**Requirements**
Reproduce the data exactly.

--- Begin ---

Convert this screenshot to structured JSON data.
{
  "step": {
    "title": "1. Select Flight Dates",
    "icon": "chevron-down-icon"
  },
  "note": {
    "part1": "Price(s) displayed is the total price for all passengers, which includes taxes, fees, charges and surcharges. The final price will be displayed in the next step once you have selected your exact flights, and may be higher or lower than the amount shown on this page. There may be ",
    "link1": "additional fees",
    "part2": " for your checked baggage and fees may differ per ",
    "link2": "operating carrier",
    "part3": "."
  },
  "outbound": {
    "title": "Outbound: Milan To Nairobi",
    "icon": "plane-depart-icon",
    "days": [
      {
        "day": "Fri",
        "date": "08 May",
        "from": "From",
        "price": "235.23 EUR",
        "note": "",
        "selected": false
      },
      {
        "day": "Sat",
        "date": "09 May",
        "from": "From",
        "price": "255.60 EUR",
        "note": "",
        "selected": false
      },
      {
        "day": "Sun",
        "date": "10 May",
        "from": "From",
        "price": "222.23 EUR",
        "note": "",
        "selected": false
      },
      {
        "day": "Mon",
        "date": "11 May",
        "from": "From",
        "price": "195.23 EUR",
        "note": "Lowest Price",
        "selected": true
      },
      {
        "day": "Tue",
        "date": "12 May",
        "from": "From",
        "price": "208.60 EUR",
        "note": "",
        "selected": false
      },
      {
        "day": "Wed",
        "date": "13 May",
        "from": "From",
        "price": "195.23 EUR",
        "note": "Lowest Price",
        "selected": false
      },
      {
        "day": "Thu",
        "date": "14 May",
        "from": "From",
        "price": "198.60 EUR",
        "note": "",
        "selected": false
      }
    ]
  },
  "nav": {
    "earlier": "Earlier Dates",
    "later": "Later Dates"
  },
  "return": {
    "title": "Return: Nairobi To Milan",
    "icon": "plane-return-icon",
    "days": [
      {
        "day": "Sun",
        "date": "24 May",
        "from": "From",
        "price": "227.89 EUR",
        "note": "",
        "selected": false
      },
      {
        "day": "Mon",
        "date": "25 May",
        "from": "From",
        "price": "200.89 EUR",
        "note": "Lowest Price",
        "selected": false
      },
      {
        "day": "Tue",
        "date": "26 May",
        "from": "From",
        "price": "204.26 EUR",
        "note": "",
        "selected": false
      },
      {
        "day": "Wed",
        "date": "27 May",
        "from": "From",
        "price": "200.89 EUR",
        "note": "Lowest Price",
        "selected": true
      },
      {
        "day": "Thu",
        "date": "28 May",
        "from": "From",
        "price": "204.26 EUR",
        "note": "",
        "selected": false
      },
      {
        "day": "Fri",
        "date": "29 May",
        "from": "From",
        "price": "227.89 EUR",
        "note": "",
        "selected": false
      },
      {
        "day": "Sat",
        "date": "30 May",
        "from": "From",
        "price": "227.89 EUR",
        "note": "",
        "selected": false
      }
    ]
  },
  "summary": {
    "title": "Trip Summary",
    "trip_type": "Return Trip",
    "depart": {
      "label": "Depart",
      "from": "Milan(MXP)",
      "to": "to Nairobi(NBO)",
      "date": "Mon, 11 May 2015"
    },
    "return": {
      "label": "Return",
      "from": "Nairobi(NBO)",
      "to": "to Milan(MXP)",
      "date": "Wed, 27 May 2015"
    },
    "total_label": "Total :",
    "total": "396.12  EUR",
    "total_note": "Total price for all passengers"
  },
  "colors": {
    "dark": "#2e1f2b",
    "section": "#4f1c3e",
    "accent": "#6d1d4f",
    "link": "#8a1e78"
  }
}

--- End ---

**Result for this exercise**
Convert this screenshot to structured JSON data.
{
  "step": {
    "title": "1. Select Flight Dates",
    "icon": "chevron-down-icon"
  },
  "note": {
    "part1": "Price(s) displayed is the total price for all passengers, which includes taxes, fees, charges and surcharges. The final price will be displayed in the next step once you have selected your exact flights, and may be higher or lower than the amount shown on this page. There may be ",
    "link1": "additional fees",
    "part2": " for your checked baggage and fees may differ per ",
    "link2": "operating carrier",
    "part3": "."
  },
  "outbound": {
    "title": "Outbound: Milan To Nairobi",
    "icon": "plane-depart-icon",
    "days": [
      {
        "day": "Fri",
        "date": "08 May",
        "from": "From",
        "price": "235.23 EUR",
        "note": "",
        "selected": false
      },
      {
        "day": "Sat",
        "date": "09 May",
        "from": "From",
        "price": "255.60 EUR",
        "note": "",
        "selected": false
      },
      {
        "day": "Sun",
        "date": "10 May",
        "from": "From",
        "price": "222.23 EUR",
        "note": "",
        "selected": false
      },
      {
        "day": "Mon",
        "date": "11 May",
        "from": "From",
        "price": "195.23 EUR",
        "note": "Lowest Price",
        "selected": true
      },
      {
        "day": "Tue",
        "date": "12 May",
        "from": "From",
        "price": "208.60 EUR",
        "note": "",
        "selected": false
      },
      {
        "day": "Wed",
        "date": "13 May",
        "from": "From",
        "price": "195.23 EUR",
        "note": "Lowest Price",
        "selected": false
      },
      {
        "day": "Thu",
        "date": "14 May",
        "from": "From",
        "price": "198.60 EUR",
        "note": "",
        "selected": false
      }
    ]
  },
  "nav": {
    "earlier": "Earlier Dates",
    "later": "Later Dates"
  },
  "return": {
    "title": "Return: Nairobi To Milan",
    "icon": "plane-return-icon",
    "days": [
      {
        "day": "Sun",
        "date": "24 May",
        "from": "From",
        "price": "227.89 EUR",
        "note": "",
        "selected": false
      },
      {
        "day": "Mon",
        "date": "25 May",
        "from": "From",
        "price": "200.89 EUR",
        "note": "Lowest Price",
        "selected": false
      },
      {
        "day": "Tue",
        "date": "26 May",
        "from": "From",
        "price": "204.26 EUR",
        "note": "",
        "selected": false
      },
      {
        "day": "Wed",
        "date": "27 May",
        "from": "From",
        "price": "200.89 EUR",
        "note": "Lowest Price",
        "selected": true
      },
      {
        "day": "Thu",
        "date": "28 May",
        "from": "From",
        "price": "204.26 EUR",
        "note": "",
        "selected": false
      },
      {
        "day": "Fri",
        "date": "29 May",
        "from": "From",
        "price": "227.89 EUR",
        "note": "",
        "selected": false
      },
      {
        "day": "Sat",
        "date": "30 May",
        "from": "From",
        "price": "227.89 EUR",
        "note": "",
        "selected": false
      }
    ]
  },
  "summary": {
    "title": "Trip Summary",
    "trip_type": "Return Trip",
    "depart": {
      "label": "Depart",
      "from": "Milan(MXP)",
      "to": "to Nairobi(NBO)",
      "date": "Mon, 11 May 2015"
    },
    "return": {
      "label": "Return",
      "from": "Nairobi(NBO)",
      "to": "to Milan(MXP)",
      "date": "Wed, 27 May 2015"
    },
    "total_label": "Total :",
    "total": "396.12  EUR",
    "total_note": "Total price for all passengers"
  },
  "colors": {
    "dark": "#2e1f2b",
    "section": "#4f1c3e",
    "accent": "#6d1d4f",
    "link": "#8a1e78"
  }
}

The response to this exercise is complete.